| Records supplied |
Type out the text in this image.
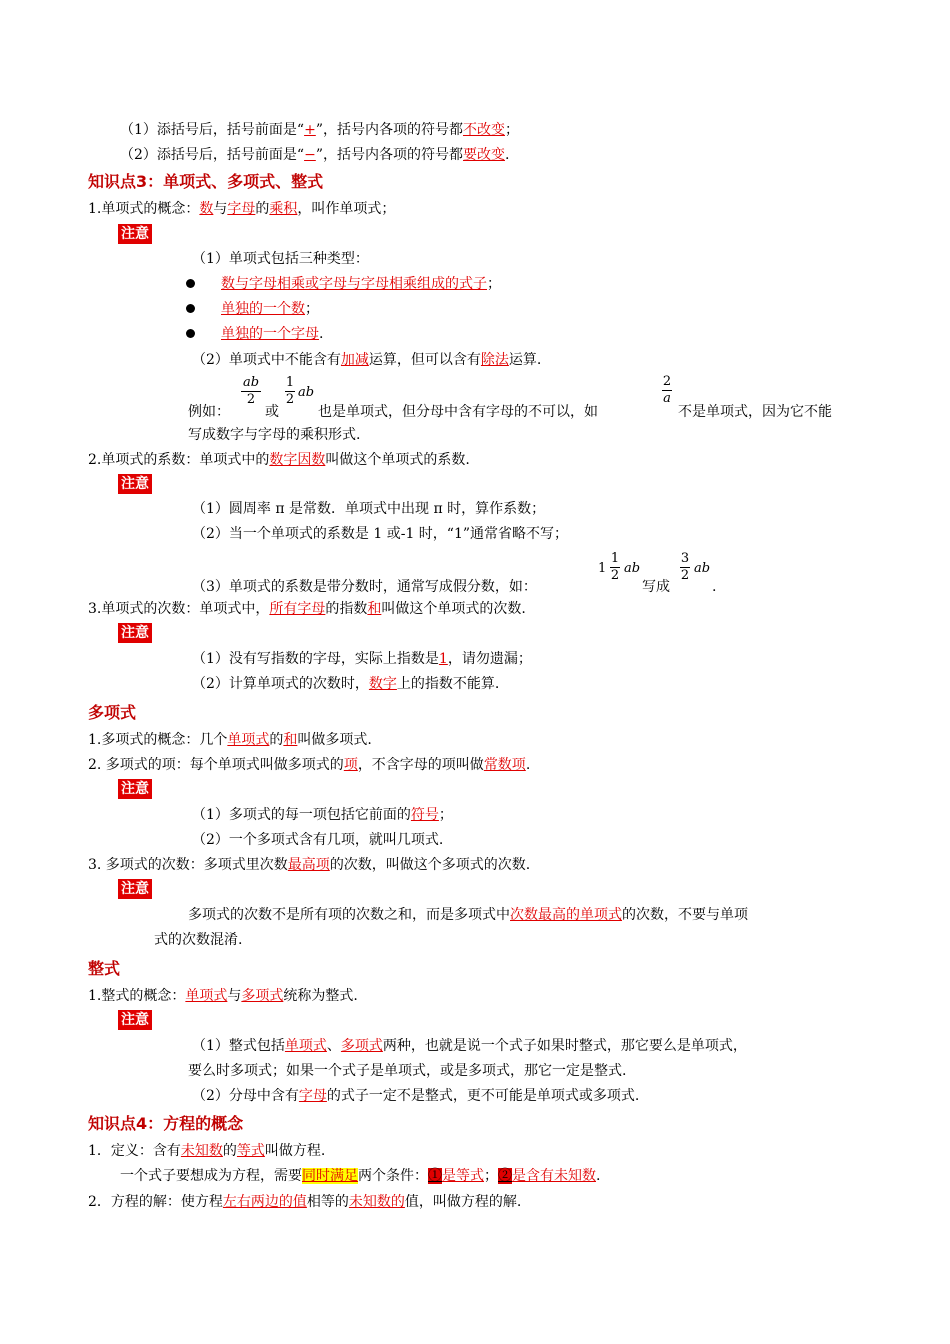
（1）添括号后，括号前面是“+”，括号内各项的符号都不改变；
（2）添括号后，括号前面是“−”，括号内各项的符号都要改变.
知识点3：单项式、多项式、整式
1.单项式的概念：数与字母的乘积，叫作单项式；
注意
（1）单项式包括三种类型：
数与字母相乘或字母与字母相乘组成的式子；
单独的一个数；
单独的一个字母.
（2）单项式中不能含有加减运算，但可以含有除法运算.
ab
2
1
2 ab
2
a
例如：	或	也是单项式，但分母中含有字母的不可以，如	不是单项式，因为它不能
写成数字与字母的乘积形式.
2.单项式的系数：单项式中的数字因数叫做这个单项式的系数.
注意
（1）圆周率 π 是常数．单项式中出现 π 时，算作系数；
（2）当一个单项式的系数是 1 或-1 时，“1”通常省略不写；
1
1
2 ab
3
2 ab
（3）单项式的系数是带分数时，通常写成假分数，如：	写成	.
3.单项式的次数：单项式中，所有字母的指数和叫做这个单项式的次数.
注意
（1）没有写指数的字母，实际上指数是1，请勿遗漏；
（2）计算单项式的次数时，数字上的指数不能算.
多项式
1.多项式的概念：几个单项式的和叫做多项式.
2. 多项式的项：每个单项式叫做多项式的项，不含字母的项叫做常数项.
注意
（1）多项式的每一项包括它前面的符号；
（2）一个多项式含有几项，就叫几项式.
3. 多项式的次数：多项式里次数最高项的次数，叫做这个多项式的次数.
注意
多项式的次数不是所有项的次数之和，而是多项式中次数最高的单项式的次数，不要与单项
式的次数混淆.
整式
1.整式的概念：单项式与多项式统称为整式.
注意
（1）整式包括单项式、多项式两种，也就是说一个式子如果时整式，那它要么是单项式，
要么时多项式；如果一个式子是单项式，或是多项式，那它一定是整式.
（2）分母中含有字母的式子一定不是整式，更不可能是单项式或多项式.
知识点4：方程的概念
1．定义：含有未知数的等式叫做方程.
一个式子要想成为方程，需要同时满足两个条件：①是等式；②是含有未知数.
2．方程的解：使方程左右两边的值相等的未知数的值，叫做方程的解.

| Job |
Set down every entry word for word, but omit the pictures.

| Output |
Type out the text in this image.
（1）添括号后，括号前面是“+”，括号内各项的符号都不改变；
（2）添括号后，括号前面是“−”，括号内各项的符号都要改变.
知识点3：单项式、多项式、整式
1.单项式的概念：数与字母的乘积，叫作单项式；
注意
（1）单项式包括三种类型：
数与字母相乘或字母与字母相乘组成的式子；
单独的一个数；
单独的一个字母.
（2）单项式中不能含有加减运算，但可以含有除法运算.
ab
2
1
2 ab
2
a
例如：	或	也是单项式，但分母中含有字母的不可以，如	不是单项式，因为它不能
写成数字与字母的乘积形式.
2.单项式的系数：单项式中的数字因数叫做这个单项式的系数.
注意
（1）圆周率 π 是常数．单项式中出现 π 时，算作系数；
（2）当一个单项式的系数是 1 或-1 时，“1”通常省略不写；
1
1
2 ab
3
2 ab
（3）单项式的系数是带分数时，通常写成假分数，如：	写成	.
3.单项式的次数：单项式中，所有字母的指数和叫做这个单项式的次数.
注意
（1）没有写指数的字母，实际上指数是1，请勿遗漏；
（2）计算单项式的次数时，数字上的指数不能算.
多项式
1.多项式的概念：几个单项式的和叫做多项式.
2. 多项式的项：每个单项式叫做多项式的项，不含字母的项叫做常数项.
注意
（1）多项式的每一项包括它前面的符号；
（2）一个多项式含有几项，就叫几项式.
3. 多项式的次数：多项式里次数最高项的次数，叫做这个多项式的次数.
注意
多项式的次数不是所有项的次数之和，而是多项式中次数最高的单项式的次数，不要与单项
式的次数混淆.
整式
1.整式的概念：单项式与多项式统称为整式.
注意
（1）整式包括单项式、多项式两种，也就是说一个式子如果时整式，那它要么是单项式，
要么时多项式；如果一个式子是单项式，或是多项式，那它一定是整式.
（2）分母中含有字母的式子一定不是整式，更不可能是单项式或多项式.
知识点4：方程的概念
1．定义：含有未知数的等式叫做方程.
一个式子要想成为方程，需要同时满足两个条件：①是等式；②是含有未知数.
2．方程的解：使方程左右两边的值相等的未知数的值，叫做方程的解.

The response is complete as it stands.